## PROBLEM DESCRIPTION
Please reproduce the stretch of records from the line that contains "search-input[interactable] xyxy=(623,42,795,56)" through the line that contains "up-button[interactable] xyxy=(77,37,101,61)", both included, and nothing else.

[START]

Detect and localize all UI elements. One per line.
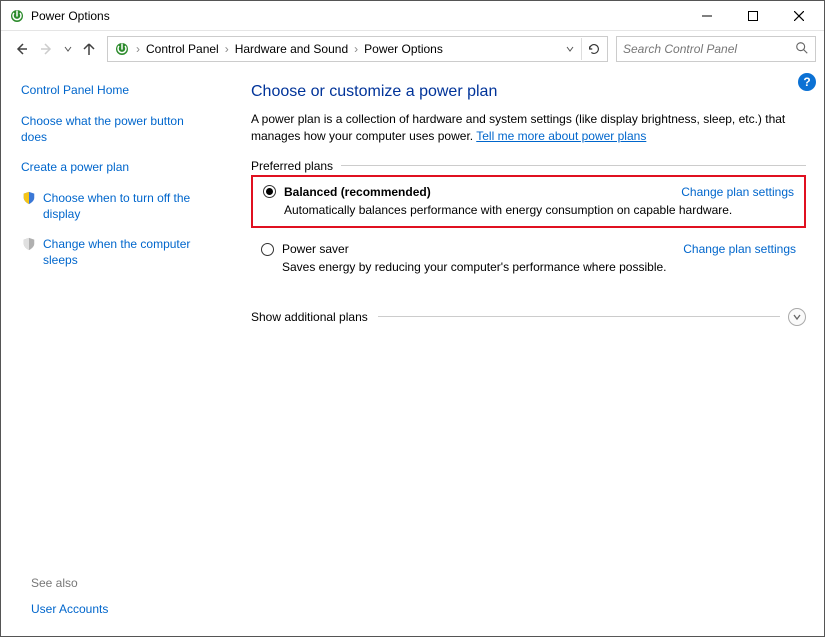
search-input[interactable] xyxy=(623,42,795,56)
search-box[interactable] xyxy=(616,36,816,62)
control-panel-home-link[interactable]: Control Panel Home xyxy=(21,83,201,97)
up-button[interactable] xyxy=(77,37,101,61)
page-description: A power plan is a collection of hardware… xyxy=(251,111,806,145)
sidebar-link-sleep[interactable]: Change when the computer sleeps xyxy=(43,236,201,268)
forward-button[interactable] xyxy=(35,37,59,61)
plan-radio-power-saver[interactable] xyxy=(261,243,274,256)
preferred-plans-label: Preferred plans xyxy=(251,159,806,173)
shield-icon xyxy=(21,236,37,252)
shield-icon xyxy=(21,190,37,206)
content-area: Control Panel Home Choose what the power… xyxy=(1,67,824,636)
chevron-right-icon: › xyxy=(352,42,360,56)
sidebar: Control Panel Home Choose what the power… xyxy=(1,67,211,636)
window-title: Power Options xyxy=(31,9,684,23)
show-additional-label: Show additional plans xyxy=(251,310,378,324)
address-dropdown[interactable] xyxy=(561,38,579,60)
tell-me-more-link[interactable]: Tell me more about power plans xyxy=(476,129,646,143)
title-bar: Power Options xyxy=(1,1,824,31)
plan-name[interactable]: Balanced (recommended) xyxy=(284,185,681,199)
breadcrumb-item[interactable]: Control Panel xyxy=(142,42,223,56)
breadcrumb: Control Panel › Hardware and Sound › Pow… xyxy=(142,42,561,56)
power-options-icon xyxy=(9,8,25,24)
refresh-button[interactable] xyxy=(581,38,605,60)
nav-toolbar: › Control Panel › Hardware and Sound › P… xyxy=(1,31,824,67)
window-controls xyxy=(684,1,822,31)
plan-description: Saves energy by reducing your computer's… xyxy=(282,260,796,276)
expand-chevron-icon[interactable] xyxy=(788,308,806,326)
maximize-button[interactable] xyxy=(730,1,776,31)
page-heading: Choose or customize a power plan xyxy=(251,83,806,101)
power-options-icon xyxy=(112,39,132,59)
back-button[interactable] xyxy=(9,37,33,61)
chevron-right-icon: › xyxy=(223,42,231,56)
sidebar-link-create-plan[interactable]: Create a power plan xyxy=(21,159,201,175)
address-bar[interactable]: › Control Panel › Hardware and Sound › P… xyxy=(107,36,608,62)
sidebar-link-display-off[interactable]: Choose when to turn off the display xyxy=(43,190,201,222)
see-also-user-accounts[interactable]: User Accounts xyxy=(21,602,201,616)
breadcrumb-item[interactable]: Hardware and Sound xyxy=(231,42,352,56)
plan-radio-balanced[interactable] xyxy=(263,185,276,198)
change-plan-settings-link[interactable]: Change plan settings xyxy=(683,242,796,256)
sidebar-link-power-button[interactable]: Choose what the power button does xyxy=(21,113,201,145)
search-icon xyxy=(795,41,809,58)
main-panel: ? Choose or customize a power plan A pow… xyxy=(211,67,824,636)
chevron-right-icon: › xyxy=(134,42,142,56)
minimize-button[interactable] xyxy=(684,1,730,31)
show-additional-plans[interactable]: Show additional plans xyxy=(251,308,806,326)
recent-locations-dropdown[interactable] xyxy=(61,37,75,61)
change-plan-settings-link[interactable]: Change plan settings xyxy=(681,185,794,199)
plan-name[interactable]: Power saver xyxy=(282,242,683,256)
help-icon[interactable]: ? xyxy=(798,73,816,91)
plan-power-saver: Power saver Change plan settings Saves e… xyxy=(251,234,806,284)
see-also-label: See also xyxy=(21,576,201,590)
close-button[interactable] xyxy=(776,1,822,31)
plan-balanced: Balanced (recommended) Change plan setti… xyxy=(251,175,806,229)
breadcrumb-item[interactable]: Power Options xyxy=(360,42,447,56)
plan-description: Automatically balances performance with … xyxy=(284,203,794,219)
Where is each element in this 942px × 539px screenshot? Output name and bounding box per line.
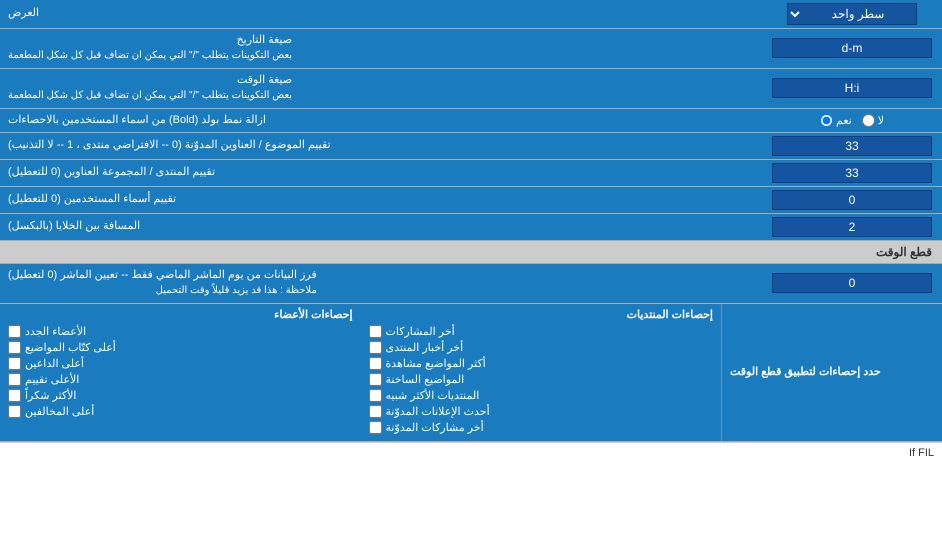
cell-spacing-row: 2 المسافة بين الخلايا (بالبكسل)	[0, 214, 942, 241]
cb-member-3[interactable]	[8, 357, 21, 370]
forum-group-input-cell: 33	[762, 160, 942, 186]
stat-member-3: أعلى الداعين	[8, 357, 353, 370]
forum-stats-header: إحصاءات المنتديات	[369, 308, 714, 321]
time-filter-label: فرز البيانات من يوم الماشر الماضي فقط --…	[0, 264, 762, 303]
stat-forum-7: أخر مشاركات المدوّنة	[369, 421, 714, 434]
forum-stats-col: إحصاءات المنتديات أخر المشاركات أخر أخبا…	[361, 304, 723, 441]
member-stats-header: إحصاءات الأعضاء	[8, 308, 353, 321]
cb-member-1[interactable]	[8, 325, 21, 338]
bold-no-radio[interactable]	[862, 114, 875, 127]
time-format-row: H:i صيغة الوقتبعض التكوينات يتطلب "/" ال…	[0, 69, 942, 109]
time-filter-input-cell: 0	[762, 264, 942, 303]
cb-forum-4[interactable]	[369, 373, 382, 386]
forum-group-input[interactable]: 33	[772, 163, 932, 183]
display-row: سطر واحدسطرانثلاثة أسطر العرض	[0, 0, 942, 29]
stat-member-1: الأعضاء الجدد	[8, 325, 353, 338]
cb-forum-2[interactable]	[369, 341, 382, 354]
time-section-header-row: قطع الوقت	[0, 241, 942, 264]
display-input-cell: سطر واحدسطرانثلاثة أسطر	[762, 0, 942, 28]
time-format-input[interactable]: H:i	[772, 78, 932, 98]
topics-row: 33 تقييم الموضوع / العناوين المدوّنة (0 …	[0, 133, 942, 160]
footer-text: If FIL	[909, 447, 934, 459]
stat-forum-3: أكثر المواضيع مشاهدة	[369, 357, 714, 370]
display-select[interactable]: سطر واحدسطرانثلاثة أسطر	[787, 3, 917, 25]
footer-area: If FIL	[0, 442, 942, 463]
date-format-input-cell: d-m	[762, 29, 942, 68]
stat-member-6: أعلى المخالفين	[8, 405, 353, 418]
cb-forum-5[interactable]	[369, 389, 382, 402]
cell-spacing-input[interactable]: 2	[772, 217, 932, 237]
topics-input[interactable]: 33	[772, 136, 932, 156]
forum-group-label: تقييم المنتدى / المجموعة العناوين (0 للت…	[0, 160, 762, 186]
bold-radio-cell: لا نعم	[762, 109, 942, 132]
cb-member-4[interactable]	[8, 373, 21, 386]
topics-input-cell: 33	[762, 133, 942, 159]
cb-forum-3[interactable]	[369, 357, 382, 370]
stat-member-5: الأكثر شكراً	[8, 389, 353, 402]
bold-row: لا نعم ازالة نمط بولد (Bold) من اسماء ال…	[0, 109, 942, 133]
users-names-label: تقييم أسماء المستخدمين (0 للتعطيل)	[0, 187, 762, 213]
date-format-label: صيغة التاريخبعض التكوينات يتطلب "/" التي…	[0, 29, 762, 68]
stat-member-2: أعلى كتّاب المواضيع	[8, 341, 353, 354]
time-format-input-cell: H:i	[762, 69, 942, 108]
topics-label: تقييم الموضوع / العناوين المدوّنة (0 -- …	[0, 133, 762, 159]
stats-apply-label: حدد إحصاءات لتطبيق قطع الوقت	[722, 304, 942, 441]
stat-forum-4: المواضيع الساخنة	[369, 373, 714, 386]
bold-yes-radio[interactable]	[820, 114, 833, 127]
cb-member-6[interactable]	[8, 405, 21, 418]
stat-forum-5: المنتديات الأكثر شبيه	[369, 389, 714, 402]
cb-member-2[interactable]	[8, 341, 21, 354]
stat-member-4: الأعلى تقييم	[8, 373, 353, 386]
time-section-header: قطع الوقت	[0, 241, 942, 264]
bold-no-label[interactable]: لا	[862, 114, 884, 127]
cell-spacing-label: المسافة بين الخلايا (بالبكسل)	[0, 214, 762, 240]
member-stats-col: إحصاءات الأعضاء الأعضاء الجدد أعلى كتّاب…	[0, 304, 361, 441]
date-format-row: d-m صيغة التاريخبعض التكوينات يتطلب "/" …	[0, 29, 942, 69]
cb-forum-6[interactable]	[369, 405, 382, 418]
time-filter-row: 0 فرز البيانات من يوم الماشر الماضي فقط …	[0, 264, 942, 304]
users-names-row: 0 تقييم أسماء المستخدمين (0 للتعطيل)	[0, 187, 942, 214]
cb-forum-1[interactable]	[369, 325, 382, 338]
stat-forum-6: أحدث الإعلانات المدوّنة	[369, 405, 714, 418]
users-names-input[interactable]: 0	[772, 190, 932, 210]
time-format-label: صيغة الوقتبعض التكوينات يتطلب "/" التي ي…	[0, 69, 762, 108]
stats-row: حدد إحصاءات لتطبيق قطع الوقت إحصاءات الم…	[0, 304, 942, 442]
cb-forum-7[interactable]	[369, 421, 382, 434]
cell-spacing-input-cell: 2	[762, 214, 942, 240]
time-filter-input[interactable]: 0	[772, 273, 932, 293]
users-names-input-cell: 0	[762, 187, 942, 213]
stat-forum-2: أخر أخبار المنتدى	[369, 341, 714, 354]
date-format-input[interactable]: d-m	[772, 38, 932, 58]
bold-yes-label[interactable]: نعم	[820, 114, 852, 127]
bold-label: ازالة نمط بولد (Bold) من اسماء المستخدمي…	[0, 109, 762, 132]
forum-group-row: 33 تقييم المنتدى / المجموعة العناوين (0 …	[0, 160, 942, 187]
cb-member-5[interactable]	[8, 389, 21, 402]
display-label: العرض	[0, 0, 762, 28]
stat-forum-1: أخر المشاركات	[369, 325, 714, 338]
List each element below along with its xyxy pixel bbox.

[END]

## SOLUTION TO THE PROBLEM
search-input[interactable] xyxy=(623,42,795,56)
search-box[interactable] xyxy=(616,36,816,62)
control-panel-home-link[interactable]: Control Panel Home xyxy=(21,83,201,97)
up-button[interactable] xyxy=(77,37,101,61)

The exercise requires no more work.